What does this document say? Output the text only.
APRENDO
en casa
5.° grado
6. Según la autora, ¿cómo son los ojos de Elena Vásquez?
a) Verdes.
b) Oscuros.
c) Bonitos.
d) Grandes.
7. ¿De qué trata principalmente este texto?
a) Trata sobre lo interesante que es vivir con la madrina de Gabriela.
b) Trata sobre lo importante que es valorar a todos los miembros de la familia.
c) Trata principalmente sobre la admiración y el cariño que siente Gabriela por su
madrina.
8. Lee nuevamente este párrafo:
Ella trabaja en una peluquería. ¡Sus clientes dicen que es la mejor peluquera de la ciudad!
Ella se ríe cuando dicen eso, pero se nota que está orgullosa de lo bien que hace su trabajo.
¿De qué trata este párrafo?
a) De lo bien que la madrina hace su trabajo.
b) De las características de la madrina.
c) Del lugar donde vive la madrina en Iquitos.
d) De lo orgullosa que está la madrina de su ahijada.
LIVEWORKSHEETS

*Given exercise*
Write out each line of the data above again, exactly as given.

*Solution below*
What does this document say? Output the text only.
APRENDO
en casa
5.° grado
6. Según la autora, ¿cómo son los ojos de Elena Vásquez?
a) Verdes.
b) Oscuros.
c) Bonitos.
d) Grandes.
7. ¿De qué trata principalmente este texto?
a) Trata sobre lo interesante que es vivir con la madrina de Gabriela.
b) Trata sobre lo importante que es valorar a todos los miembros de la familia.
c) Trata principalmente sobre la admiración y el cariño que siente Gabriela por su
madrina.
8. Lee nuevamente este párrafo:
Ella trabaja en una peluquería. ¡Sus clientes dicen que es la mejor peluquera de la ciudad!
Ella se ríe cuando dicen eso, pero se nota que está orgullosa de lo bien que hace su trabajo.
¿De qué trata este párrafo?
a) De lo bien que la madrina hace su trabajo.
b) De las características de la madrina.
c) Del lugar donde vive la madrina en Iquitos.
d) De lo orgullosa que está la madrina de su ahijada.
LIVEWORKSHEETS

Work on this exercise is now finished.